:: DATA SHOWN ::
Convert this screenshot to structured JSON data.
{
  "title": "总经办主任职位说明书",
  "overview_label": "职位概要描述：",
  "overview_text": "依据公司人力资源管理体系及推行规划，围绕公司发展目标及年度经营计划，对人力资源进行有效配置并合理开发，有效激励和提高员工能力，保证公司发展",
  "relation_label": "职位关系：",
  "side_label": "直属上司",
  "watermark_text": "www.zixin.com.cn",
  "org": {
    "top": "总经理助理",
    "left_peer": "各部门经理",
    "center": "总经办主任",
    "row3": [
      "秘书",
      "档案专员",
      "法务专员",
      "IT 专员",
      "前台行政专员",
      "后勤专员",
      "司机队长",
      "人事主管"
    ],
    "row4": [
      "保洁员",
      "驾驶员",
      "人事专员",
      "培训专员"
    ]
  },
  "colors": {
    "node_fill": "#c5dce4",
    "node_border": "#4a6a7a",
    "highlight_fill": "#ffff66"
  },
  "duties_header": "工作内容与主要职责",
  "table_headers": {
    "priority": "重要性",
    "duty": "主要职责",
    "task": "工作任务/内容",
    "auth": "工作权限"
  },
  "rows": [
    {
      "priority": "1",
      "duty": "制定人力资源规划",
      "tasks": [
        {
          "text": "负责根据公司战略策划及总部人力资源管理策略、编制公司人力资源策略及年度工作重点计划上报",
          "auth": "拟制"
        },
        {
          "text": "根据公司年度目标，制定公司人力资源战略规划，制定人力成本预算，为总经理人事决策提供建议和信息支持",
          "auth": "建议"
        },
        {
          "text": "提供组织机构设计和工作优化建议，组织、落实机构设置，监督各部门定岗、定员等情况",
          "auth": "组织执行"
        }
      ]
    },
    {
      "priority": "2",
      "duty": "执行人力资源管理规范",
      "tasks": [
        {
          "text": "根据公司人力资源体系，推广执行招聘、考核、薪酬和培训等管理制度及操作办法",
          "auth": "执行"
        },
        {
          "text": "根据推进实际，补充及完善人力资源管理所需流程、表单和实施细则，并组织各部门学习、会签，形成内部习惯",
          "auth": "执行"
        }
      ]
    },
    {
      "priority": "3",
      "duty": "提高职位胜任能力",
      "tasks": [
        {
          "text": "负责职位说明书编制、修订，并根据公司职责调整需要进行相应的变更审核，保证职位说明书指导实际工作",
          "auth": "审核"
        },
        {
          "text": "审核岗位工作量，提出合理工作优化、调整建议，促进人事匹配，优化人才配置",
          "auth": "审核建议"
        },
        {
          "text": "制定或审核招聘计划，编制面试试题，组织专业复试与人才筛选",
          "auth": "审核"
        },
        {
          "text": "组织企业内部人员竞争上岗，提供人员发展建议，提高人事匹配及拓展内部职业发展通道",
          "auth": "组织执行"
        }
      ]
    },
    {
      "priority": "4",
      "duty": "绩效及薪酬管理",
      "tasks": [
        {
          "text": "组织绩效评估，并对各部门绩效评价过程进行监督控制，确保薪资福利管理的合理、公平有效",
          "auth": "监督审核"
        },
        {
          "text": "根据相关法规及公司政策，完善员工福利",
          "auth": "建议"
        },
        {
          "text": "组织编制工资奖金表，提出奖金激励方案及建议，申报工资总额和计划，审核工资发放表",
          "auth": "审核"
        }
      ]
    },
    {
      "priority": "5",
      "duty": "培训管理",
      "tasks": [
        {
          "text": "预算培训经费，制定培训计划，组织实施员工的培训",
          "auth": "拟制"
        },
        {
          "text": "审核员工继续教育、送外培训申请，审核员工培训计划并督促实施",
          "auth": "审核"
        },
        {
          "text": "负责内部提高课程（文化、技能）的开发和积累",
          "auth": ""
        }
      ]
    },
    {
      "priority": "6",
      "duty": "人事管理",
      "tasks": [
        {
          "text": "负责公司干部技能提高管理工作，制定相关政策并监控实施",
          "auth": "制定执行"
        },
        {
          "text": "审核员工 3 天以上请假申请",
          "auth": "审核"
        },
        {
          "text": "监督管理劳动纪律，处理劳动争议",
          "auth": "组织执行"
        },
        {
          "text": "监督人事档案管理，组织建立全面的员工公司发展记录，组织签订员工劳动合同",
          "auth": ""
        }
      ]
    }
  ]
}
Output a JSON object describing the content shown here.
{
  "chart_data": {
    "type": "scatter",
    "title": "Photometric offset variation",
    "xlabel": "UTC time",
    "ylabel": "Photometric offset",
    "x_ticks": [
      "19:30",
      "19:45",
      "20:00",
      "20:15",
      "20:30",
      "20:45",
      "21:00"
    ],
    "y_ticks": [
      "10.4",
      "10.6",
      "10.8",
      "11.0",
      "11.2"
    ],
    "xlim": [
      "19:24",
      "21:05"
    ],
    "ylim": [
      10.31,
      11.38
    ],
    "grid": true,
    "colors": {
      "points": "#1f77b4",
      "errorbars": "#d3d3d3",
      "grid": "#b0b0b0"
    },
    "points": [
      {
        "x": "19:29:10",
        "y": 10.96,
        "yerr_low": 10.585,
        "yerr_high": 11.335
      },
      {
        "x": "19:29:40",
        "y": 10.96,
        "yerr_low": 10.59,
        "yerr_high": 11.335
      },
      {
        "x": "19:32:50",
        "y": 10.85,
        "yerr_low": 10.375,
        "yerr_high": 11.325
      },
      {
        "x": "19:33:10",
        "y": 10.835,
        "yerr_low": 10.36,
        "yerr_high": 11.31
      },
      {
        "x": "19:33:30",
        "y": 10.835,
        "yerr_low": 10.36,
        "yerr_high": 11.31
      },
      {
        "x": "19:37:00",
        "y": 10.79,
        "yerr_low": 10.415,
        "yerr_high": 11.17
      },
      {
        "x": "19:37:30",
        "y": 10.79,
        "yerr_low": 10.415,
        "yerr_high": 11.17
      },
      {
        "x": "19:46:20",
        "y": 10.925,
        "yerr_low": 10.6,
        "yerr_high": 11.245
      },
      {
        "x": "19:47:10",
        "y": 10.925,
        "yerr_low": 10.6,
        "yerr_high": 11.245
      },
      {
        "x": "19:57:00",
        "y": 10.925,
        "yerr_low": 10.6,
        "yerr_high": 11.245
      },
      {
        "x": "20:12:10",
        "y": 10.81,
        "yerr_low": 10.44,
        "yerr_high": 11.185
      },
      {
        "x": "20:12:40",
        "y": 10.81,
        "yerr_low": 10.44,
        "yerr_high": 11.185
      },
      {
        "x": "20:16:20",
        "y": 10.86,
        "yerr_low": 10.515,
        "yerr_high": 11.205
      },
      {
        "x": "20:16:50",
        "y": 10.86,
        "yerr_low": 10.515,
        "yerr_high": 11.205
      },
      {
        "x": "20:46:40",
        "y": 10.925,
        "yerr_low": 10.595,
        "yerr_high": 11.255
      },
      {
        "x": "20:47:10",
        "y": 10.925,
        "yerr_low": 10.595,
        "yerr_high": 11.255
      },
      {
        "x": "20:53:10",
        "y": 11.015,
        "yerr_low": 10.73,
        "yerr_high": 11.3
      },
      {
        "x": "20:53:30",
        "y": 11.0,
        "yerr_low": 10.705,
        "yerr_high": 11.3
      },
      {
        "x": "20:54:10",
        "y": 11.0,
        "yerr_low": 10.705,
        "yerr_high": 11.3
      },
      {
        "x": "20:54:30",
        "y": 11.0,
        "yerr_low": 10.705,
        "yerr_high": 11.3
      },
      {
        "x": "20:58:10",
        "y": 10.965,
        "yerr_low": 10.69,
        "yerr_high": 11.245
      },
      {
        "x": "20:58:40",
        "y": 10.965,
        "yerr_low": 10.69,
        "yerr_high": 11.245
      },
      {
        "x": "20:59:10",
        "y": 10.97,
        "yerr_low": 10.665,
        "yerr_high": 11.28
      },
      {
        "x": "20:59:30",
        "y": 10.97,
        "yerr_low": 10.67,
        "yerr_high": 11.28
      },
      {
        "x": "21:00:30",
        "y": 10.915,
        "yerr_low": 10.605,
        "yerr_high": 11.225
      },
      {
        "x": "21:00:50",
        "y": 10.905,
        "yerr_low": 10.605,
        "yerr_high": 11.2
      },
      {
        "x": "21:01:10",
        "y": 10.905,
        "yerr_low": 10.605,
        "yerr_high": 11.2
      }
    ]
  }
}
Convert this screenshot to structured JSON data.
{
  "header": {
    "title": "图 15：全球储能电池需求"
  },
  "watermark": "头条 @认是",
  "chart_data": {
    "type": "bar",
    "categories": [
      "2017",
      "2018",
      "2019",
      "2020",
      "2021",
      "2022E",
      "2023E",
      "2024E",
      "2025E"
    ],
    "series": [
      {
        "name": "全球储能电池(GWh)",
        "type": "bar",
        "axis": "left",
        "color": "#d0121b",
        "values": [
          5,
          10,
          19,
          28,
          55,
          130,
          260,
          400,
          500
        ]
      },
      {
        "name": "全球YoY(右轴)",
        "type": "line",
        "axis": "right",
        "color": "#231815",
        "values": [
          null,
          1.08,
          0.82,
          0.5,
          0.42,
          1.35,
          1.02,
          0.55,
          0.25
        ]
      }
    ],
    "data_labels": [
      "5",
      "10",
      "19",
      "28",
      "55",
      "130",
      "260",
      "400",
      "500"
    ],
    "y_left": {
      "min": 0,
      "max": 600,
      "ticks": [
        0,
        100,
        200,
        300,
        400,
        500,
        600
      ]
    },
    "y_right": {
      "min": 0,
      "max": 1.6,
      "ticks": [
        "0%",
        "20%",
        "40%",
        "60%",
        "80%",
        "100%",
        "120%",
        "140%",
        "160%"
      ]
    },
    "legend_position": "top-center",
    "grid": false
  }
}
:::
**PROBLEM:** Copy each line in the data that holds the word "priority".

**WRITTEN ANSWER:**
    "priority": "重要性",
      "priority": "1",
      "priority": "2",
      "priority": "3",
      "priority": "4",
      "priority": "5",
      "priority": "6",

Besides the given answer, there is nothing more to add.